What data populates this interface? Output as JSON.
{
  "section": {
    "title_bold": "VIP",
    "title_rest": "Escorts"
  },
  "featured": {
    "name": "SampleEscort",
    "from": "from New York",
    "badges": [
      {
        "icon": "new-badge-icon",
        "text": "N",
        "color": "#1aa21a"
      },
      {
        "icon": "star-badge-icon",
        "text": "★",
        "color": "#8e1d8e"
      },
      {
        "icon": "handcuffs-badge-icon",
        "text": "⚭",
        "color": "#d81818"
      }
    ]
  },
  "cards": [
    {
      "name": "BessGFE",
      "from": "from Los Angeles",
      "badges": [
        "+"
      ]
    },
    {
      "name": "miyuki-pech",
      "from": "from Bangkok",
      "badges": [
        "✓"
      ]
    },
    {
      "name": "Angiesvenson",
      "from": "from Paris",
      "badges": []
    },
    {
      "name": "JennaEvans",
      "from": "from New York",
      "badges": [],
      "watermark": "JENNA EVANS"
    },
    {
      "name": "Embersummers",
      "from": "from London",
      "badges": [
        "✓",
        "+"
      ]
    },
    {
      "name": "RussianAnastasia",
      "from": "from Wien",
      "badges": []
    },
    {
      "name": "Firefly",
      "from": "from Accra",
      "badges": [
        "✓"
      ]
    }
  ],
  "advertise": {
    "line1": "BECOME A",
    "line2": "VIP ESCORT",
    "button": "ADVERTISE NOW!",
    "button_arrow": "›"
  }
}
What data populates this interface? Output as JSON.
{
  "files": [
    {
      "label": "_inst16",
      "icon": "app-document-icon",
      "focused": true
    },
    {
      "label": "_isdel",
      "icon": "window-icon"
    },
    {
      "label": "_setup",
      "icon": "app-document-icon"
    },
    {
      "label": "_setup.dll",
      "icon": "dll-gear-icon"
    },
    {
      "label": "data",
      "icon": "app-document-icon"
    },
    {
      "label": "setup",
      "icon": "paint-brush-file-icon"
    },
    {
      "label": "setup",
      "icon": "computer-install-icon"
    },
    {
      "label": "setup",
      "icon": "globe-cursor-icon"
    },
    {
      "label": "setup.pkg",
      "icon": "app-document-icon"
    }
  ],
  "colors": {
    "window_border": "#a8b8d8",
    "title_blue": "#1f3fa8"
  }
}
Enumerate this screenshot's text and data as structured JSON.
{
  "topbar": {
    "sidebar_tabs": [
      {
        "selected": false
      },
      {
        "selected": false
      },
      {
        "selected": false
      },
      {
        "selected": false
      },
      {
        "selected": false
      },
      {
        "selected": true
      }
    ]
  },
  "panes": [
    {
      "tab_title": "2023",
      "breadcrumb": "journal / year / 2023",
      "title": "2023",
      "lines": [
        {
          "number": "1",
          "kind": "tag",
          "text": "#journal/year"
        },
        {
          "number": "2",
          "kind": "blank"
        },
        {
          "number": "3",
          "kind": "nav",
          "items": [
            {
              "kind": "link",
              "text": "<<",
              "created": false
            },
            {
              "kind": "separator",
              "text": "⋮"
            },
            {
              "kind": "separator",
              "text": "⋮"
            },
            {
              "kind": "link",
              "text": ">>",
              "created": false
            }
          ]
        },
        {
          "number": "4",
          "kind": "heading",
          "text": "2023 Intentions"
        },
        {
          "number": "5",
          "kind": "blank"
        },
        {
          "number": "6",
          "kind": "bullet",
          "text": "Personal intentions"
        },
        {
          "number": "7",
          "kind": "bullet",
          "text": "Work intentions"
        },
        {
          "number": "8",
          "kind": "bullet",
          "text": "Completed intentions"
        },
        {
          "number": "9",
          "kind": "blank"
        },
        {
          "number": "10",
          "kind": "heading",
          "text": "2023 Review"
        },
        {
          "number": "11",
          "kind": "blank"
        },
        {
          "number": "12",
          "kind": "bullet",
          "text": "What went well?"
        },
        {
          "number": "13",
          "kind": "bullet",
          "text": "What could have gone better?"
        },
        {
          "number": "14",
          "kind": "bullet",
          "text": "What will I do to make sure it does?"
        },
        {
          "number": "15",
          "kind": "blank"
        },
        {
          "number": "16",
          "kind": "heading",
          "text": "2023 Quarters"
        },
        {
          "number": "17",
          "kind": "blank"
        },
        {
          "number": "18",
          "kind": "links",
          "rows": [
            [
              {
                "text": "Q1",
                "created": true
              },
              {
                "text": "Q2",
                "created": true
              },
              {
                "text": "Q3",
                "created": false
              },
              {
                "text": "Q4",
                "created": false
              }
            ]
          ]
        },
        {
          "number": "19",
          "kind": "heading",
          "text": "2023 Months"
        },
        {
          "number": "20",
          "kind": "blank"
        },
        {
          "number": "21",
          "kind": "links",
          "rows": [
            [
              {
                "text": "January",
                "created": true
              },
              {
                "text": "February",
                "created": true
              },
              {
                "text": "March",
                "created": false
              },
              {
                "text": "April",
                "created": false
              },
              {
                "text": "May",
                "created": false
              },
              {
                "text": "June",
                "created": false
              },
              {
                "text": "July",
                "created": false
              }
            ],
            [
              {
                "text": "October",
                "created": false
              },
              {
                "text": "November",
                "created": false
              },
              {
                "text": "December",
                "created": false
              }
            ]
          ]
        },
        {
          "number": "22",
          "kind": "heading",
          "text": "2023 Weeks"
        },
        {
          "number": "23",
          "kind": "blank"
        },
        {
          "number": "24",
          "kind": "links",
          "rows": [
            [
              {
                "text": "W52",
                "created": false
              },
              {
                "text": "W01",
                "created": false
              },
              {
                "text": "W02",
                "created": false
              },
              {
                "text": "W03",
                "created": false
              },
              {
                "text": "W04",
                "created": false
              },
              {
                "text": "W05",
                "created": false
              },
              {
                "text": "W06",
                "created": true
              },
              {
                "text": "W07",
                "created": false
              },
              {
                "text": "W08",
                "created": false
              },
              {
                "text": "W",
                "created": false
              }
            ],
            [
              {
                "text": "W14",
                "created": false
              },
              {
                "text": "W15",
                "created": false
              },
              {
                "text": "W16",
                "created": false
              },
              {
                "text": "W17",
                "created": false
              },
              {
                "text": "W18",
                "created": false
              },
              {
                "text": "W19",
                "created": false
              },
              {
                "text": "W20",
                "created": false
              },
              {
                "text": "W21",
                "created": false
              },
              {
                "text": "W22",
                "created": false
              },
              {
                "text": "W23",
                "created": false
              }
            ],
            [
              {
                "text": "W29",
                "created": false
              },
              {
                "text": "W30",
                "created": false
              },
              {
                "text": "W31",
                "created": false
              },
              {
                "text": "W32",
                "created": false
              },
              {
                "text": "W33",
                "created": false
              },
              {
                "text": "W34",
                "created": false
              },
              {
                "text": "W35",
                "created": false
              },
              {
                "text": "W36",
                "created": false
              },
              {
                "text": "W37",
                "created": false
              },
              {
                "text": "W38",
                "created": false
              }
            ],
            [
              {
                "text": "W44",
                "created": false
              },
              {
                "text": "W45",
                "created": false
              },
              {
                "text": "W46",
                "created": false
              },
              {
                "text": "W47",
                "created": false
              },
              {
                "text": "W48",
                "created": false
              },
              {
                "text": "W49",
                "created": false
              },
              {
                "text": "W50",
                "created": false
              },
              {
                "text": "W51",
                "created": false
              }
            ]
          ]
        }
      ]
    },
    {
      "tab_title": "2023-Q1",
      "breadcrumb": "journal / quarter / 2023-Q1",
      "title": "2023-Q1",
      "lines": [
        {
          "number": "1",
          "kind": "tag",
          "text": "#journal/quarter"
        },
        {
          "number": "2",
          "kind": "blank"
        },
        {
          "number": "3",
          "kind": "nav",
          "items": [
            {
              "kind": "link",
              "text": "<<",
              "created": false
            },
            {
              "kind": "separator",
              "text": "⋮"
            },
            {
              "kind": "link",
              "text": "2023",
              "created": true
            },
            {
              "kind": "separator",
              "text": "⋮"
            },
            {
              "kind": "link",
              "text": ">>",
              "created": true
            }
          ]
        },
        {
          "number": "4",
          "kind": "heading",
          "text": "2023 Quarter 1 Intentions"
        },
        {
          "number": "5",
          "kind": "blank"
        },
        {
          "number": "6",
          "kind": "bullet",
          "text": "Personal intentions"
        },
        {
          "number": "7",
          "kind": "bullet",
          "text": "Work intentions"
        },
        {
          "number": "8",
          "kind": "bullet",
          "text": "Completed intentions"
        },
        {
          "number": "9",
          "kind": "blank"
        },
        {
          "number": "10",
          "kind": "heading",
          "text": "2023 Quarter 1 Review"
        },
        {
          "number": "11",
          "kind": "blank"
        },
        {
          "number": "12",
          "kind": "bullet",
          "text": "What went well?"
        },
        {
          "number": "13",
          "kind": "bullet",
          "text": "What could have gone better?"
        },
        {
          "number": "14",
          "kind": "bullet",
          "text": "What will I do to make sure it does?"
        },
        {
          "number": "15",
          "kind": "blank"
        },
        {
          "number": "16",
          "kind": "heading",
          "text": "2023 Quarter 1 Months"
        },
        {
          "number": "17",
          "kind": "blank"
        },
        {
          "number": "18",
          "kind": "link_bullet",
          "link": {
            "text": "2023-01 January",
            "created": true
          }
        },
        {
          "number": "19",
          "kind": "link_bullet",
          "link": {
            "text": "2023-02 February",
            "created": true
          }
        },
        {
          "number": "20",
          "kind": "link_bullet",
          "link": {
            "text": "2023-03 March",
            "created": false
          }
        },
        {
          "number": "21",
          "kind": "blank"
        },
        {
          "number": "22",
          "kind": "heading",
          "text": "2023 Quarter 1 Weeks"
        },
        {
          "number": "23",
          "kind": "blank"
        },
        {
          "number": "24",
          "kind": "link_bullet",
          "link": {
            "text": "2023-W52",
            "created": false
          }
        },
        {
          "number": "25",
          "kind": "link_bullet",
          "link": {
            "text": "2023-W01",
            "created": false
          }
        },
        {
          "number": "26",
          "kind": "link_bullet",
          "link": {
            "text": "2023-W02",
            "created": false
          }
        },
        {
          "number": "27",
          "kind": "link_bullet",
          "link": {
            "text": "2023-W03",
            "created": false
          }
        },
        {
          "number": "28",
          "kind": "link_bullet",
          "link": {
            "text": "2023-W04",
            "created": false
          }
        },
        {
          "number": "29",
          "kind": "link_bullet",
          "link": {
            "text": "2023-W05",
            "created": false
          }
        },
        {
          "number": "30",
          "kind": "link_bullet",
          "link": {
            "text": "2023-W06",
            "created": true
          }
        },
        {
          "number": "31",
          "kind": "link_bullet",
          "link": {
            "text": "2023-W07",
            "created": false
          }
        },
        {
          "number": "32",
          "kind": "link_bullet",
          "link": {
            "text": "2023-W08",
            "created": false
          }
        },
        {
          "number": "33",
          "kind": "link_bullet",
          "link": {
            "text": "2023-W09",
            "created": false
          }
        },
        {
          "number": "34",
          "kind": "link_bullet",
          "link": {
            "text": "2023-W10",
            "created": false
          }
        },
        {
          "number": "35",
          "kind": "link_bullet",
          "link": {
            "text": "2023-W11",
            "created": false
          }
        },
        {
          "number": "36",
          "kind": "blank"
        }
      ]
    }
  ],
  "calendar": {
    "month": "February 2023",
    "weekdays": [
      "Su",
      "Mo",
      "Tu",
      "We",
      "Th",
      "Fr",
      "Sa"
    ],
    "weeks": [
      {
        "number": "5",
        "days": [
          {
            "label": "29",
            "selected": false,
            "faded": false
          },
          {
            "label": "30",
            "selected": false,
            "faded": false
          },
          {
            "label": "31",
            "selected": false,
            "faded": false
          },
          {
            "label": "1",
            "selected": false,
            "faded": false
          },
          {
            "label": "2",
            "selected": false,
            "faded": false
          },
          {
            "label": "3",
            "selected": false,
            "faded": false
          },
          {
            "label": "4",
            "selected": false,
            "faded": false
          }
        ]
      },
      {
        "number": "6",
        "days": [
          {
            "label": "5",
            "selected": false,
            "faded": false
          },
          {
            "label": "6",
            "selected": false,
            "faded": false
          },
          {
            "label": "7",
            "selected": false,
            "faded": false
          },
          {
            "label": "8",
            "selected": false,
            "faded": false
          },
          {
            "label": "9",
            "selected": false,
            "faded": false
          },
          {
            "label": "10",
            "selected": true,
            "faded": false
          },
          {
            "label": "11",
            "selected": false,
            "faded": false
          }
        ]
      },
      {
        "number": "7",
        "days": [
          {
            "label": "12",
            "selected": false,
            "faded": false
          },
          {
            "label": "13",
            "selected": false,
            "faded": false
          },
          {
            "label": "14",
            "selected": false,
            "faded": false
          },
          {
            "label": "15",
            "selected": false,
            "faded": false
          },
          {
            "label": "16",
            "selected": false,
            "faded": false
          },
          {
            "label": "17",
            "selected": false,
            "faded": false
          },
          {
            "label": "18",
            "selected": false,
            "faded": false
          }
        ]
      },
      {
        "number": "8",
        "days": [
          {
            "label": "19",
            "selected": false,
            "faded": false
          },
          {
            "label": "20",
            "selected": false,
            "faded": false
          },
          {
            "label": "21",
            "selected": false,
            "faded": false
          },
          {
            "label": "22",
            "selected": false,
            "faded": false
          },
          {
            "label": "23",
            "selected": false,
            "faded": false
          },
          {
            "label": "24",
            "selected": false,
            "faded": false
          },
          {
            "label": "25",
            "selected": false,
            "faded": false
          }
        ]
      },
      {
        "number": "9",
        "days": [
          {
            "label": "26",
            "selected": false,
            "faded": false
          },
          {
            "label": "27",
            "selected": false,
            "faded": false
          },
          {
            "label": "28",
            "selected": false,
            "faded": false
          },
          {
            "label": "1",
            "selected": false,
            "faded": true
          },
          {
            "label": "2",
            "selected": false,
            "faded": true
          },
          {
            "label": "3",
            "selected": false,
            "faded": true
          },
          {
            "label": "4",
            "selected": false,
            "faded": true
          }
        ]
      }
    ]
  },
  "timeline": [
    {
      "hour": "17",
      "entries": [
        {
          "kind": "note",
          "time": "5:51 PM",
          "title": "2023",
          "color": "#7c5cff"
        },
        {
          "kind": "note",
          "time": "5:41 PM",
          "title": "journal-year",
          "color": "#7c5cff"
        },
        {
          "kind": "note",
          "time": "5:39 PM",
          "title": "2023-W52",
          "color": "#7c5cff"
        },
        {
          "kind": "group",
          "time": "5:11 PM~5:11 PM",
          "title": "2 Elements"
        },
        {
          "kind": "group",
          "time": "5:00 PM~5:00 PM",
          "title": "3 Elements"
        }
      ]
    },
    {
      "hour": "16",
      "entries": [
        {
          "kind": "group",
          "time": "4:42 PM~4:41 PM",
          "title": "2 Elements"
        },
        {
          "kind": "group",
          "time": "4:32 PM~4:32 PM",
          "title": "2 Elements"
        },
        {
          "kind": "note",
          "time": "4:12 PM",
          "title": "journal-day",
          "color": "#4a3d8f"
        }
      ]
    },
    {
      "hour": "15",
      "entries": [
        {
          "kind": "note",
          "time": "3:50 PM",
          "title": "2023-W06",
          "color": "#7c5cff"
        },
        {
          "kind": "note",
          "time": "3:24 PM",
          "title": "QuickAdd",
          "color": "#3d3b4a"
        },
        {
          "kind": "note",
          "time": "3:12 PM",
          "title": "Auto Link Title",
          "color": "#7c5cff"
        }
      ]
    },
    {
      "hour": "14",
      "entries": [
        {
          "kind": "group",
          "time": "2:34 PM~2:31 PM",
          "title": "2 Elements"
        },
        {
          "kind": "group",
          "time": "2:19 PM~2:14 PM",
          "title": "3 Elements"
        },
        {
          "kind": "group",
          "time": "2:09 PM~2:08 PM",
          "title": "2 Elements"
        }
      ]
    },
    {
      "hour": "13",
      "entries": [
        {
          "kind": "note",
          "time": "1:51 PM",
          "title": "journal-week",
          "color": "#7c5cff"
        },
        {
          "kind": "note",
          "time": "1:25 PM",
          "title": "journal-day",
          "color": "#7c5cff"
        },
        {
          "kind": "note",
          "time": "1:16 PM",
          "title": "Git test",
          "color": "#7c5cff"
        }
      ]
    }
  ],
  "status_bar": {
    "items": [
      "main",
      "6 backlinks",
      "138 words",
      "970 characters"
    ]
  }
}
+--
:: Stated task ::
List each line holding the string "journal".

:: Solution to the problem ::
      "breadcrumb": "journal / year / 2023",
          "text": "#journal/year"
      "breadcrumb": "journal / quarter / 2023-Q1",
          "text": "#journal/quarter"
          "title": "journal-year",
          "title": "journal-day",
          "title": "journal-week",
          "title": "journal-day",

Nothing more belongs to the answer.